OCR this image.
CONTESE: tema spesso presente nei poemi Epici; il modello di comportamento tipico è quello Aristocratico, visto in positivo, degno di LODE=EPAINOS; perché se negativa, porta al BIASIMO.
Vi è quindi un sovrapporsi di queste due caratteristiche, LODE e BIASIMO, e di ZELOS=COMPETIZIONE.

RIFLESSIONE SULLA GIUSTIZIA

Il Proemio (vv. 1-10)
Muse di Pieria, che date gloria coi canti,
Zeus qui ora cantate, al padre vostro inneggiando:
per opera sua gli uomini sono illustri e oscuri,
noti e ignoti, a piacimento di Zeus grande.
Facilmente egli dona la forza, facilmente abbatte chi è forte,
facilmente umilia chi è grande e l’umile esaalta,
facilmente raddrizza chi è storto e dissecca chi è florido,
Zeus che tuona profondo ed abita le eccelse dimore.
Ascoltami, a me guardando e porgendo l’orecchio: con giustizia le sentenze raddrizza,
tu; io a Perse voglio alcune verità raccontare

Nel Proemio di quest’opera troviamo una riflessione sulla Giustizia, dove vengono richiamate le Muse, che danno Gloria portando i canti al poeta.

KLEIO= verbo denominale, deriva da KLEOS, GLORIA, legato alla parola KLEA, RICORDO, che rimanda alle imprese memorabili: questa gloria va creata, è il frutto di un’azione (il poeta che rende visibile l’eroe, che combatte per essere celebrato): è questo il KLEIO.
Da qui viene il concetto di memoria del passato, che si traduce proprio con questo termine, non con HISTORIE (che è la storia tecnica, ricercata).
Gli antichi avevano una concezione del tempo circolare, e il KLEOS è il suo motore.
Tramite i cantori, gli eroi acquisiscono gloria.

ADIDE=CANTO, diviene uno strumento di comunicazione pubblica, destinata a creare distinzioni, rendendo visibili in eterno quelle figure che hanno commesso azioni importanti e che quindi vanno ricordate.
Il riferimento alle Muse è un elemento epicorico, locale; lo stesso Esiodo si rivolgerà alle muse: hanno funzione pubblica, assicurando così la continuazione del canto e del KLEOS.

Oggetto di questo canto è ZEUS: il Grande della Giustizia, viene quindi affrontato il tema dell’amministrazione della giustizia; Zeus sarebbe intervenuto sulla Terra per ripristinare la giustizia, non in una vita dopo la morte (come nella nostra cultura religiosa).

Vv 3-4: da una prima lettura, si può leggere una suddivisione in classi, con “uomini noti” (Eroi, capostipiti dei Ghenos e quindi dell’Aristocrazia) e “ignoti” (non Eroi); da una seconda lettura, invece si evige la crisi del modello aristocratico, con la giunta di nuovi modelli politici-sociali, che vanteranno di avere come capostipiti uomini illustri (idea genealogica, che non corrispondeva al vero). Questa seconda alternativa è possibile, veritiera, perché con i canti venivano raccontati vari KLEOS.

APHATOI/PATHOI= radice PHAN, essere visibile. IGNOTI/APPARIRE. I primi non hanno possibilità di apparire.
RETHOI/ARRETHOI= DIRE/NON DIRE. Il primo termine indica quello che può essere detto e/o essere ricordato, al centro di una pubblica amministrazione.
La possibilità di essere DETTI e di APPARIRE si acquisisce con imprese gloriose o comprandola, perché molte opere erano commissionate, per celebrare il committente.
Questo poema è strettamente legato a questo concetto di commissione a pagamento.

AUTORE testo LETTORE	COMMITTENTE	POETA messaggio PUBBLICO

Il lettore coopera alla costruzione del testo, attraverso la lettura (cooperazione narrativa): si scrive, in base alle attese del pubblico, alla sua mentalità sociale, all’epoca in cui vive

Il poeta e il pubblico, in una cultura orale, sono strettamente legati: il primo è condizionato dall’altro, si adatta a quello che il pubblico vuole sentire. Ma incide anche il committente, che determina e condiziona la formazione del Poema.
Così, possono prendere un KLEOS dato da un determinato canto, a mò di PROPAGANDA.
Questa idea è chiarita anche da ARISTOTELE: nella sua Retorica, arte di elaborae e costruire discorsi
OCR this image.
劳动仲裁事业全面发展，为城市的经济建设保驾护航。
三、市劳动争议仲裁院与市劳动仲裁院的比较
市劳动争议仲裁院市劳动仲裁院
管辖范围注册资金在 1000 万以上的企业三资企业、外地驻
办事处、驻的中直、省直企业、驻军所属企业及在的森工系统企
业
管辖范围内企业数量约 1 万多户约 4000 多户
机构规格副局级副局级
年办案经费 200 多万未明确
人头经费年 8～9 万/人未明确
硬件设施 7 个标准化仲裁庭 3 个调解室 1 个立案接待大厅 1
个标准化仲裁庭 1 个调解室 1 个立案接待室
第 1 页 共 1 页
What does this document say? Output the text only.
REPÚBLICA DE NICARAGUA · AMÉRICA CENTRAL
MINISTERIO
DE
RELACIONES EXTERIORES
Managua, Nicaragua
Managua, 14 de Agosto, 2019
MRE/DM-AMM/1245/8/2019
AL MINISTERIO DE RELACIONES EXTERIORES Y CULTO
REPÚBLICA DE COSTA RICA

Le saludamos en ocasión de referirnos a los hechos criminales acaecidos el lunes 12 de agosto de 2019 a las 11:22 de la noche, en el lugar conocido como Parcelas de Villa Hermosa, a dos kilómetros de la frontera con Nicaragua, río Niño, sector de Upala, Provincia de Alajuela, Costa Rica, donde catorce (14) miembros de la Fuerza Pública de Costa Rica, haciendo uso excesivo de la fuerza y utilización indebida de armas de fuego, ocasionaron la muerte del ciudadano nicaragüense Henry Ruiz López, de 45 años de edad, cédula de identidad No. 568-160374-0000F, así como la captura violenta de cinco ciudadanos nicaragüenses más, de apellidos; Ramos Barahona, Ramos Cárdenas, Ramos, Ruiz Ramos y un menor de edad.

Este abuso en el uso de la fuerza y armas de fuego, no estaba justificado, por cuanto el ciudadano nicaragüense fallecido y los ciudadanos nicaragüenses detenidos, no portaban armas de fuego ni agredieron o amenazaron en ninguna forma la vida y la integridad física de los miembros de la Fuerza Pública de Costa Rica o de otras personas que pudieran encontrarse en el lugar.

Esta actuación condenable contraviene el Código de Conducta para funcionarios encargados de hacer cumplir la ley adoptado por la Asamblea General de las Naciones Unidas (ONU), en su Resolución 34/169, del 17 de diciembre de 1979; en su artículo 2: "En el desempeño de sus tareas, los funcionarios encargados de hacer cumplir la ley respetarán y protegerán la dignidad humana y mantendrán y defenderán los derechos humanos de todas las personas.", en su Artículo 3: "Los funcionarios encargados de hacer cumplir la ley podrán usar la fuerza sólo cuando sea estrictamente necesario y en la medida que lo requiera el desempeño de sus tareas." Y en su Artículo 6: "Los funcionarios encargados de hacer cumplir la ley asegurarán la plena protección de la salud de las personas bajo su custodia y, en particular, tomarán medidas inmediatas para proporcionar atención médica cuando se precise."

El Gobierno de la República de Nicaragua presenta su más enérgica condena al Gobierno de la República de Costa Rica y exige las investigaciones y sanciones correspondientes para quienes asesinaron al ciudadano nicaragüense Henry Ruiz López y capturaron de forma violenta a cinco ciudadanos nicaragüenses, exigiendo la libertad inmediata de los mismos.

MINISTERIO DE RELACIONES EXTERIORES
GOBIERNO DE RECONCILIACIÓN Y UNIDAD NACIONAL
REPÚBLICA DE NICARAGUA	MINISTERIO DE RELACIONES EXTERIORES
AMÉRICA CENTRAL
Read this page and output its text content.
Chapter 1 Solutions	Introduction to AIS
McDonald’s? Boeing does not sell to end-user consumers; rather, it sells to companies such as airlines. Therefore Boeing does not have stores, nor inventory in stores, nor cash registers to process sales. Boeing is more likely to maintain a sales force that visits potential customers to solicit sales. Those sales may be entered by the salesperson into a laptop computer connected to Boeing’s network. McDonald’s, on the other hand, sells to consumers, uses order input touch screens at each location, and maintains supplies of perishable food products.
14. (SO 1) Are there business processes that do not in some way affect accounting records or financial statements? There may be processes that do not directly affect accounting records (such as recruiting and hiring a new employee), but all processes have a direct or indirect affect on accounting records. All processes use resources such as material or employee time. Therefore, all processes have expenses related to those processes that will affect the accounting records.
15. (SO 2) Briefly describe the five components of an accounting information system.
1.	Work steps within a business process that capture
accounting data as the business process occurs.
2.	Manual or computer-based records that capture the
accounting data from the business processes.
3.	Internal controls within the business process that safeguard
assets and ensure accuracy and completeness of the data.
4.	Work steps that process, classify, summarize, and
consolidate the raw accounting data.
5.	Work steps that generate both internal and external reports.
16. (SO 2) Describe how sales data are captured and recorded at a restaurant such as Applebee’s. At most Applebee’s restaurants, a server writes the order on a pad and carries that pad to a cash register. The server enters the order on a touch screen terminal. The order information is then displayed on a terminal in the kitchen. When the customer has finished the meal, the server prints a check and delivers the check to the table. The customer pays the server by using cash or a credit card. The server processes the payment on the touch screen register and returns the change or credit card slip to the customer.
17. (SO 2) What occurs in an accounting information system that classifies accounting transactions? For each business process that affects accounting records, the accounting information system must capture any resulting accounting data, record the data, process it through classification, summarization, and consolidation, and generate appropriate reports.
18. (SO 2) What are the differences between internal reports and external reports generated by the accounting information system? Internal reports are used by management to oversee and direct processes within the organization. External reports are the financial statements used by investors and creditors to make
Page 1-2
-=-=-=-=-
GIVEN PROBLEM ::
The word "BIASIMO" may appear on some lines. Report how many lines hold it, giving the number alone.

COMPLETED TASK ::
2